**GOAL:**
What is the number of lines holding the word "name"? Write that number and nothing else.

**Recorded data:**
.....

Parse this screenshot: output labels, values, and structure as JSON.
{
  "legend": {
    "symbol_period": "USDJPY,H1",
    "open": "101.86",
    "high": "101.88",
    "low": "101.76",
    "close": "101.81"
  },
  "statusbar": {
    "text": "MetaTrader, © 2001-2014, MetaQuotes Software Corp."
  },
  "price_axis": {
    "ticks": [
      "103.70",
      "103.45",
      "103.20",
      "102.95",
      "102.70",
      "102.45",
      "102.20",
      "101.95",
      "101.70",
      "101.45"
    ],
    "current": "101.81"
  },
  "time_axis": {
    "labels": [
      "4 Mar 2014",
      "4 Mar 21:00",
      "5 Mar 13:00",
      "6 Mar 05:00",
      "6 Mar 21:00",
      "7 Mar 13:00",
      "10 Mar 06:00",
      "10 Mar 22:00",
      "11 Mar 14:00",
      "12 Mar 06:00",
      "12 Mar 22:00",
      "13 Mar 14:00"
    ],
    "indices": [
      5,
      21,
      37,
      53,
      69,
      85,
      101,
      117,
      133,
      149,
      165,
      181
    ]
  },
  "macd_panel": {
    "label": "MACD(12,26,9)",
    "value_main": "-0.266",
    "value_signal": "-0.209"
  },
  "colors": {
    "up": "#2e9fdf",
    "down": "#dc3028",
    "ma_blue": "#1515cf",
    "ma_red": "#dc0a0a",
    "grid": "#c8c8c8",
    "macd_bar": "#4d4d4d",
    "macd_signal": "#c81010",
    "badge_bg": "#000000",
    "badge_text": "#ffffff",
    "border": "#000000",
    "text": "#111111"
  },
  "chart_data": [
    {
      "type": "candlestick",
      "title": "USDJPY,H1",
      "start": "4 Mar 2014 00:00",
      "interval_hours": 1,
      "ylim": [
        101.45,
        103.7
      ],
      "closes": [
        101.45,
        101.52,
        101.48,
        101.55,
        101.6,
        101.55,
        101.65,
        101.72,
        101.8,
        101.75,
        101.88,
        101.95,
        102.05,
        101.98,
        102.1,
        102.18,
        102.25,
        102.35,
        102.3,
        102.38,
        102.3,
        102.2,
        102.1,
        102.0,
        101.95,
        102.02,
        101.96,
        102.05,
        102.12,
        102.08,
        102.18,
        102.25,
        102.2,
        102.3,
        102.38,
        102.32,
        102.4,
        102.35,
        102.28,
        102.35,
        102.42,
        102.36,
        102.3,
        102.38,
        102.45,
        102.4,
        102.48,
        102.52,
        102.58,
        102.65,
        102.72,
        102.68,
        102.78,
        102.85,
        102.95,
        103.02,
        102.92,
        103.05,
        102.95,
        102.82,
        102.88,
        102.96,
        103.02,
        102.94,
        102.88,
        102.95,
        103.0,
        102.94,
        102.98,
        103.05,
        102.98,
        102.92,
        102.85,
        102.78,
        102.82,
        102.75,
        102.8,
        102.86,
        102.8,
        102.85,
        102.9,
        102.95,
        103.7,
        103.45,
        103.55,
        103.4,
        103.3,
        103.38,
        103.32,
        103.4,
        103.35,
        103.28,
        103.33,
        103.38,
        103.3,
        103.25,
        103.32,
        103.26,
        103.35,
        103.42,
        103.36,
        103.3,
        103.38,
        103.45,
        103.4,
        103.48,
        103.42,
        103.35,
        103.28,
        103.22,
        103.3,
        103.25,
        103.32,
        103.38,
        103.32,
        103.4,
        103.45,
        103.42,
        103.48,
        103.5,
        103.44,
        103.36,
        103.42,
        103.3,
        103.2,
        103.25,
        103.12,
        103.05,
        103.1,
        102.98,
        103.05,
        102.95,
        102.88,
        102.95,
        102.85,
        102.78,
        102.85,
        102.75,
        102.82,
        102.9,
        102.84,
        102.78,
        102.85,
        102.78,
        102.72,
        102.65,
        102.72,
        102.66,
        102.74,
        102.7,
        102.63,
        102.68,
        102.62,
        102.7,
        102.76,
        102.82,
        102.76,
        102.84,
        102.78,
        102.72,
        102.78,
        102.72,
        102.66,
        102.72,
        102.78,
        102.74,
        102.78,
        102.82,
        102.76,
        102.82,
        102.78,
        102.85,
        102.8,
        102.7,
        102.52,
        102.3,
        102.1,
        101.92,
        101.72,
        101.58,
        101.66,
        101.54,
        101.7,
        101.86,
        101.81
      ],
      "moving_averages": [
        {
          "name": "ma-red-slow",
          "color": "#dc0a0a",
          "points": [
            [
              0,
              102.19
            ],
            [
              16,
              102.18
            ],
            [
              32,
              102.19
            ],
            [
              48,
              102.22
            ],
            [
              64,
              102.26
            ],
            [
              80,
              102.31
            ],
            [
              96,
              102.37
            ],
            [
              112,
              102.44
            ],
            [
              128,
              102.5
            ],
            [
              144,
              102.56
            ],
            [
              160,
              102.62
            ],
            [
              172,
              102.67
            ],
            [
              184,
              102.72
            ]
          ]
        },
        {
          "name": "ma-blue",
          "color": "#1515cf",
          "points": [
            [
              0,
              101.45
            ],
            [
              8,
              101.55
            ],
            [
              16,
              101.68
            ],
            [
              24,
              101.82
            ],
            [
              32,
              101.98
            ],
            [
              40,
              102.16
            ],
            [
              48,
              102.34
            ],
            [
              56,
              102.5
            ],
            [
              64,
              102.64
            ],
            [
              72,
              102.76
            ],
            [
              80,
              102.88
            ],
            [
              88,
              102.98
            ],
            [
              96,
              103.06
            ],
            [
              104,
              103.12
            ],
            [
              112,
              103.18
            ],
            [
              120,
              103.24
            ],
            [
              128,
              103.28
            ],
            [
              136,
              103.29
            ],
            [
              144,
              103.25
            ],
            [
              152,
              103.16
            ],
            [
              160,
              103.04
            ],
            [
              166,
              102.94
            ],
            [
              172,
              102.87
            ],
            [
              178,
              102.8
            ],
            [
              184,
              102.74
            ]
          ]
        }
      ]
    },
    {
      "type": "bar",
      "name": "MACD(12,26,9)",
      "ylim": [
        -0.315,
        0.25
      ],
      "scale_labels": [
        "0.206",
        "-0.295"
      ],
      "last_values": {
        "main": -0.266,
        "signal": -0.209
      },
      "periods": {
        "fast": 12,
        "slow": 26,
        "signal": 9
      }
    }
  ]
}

.....

**RESPONSE TO THIS TASK:**
3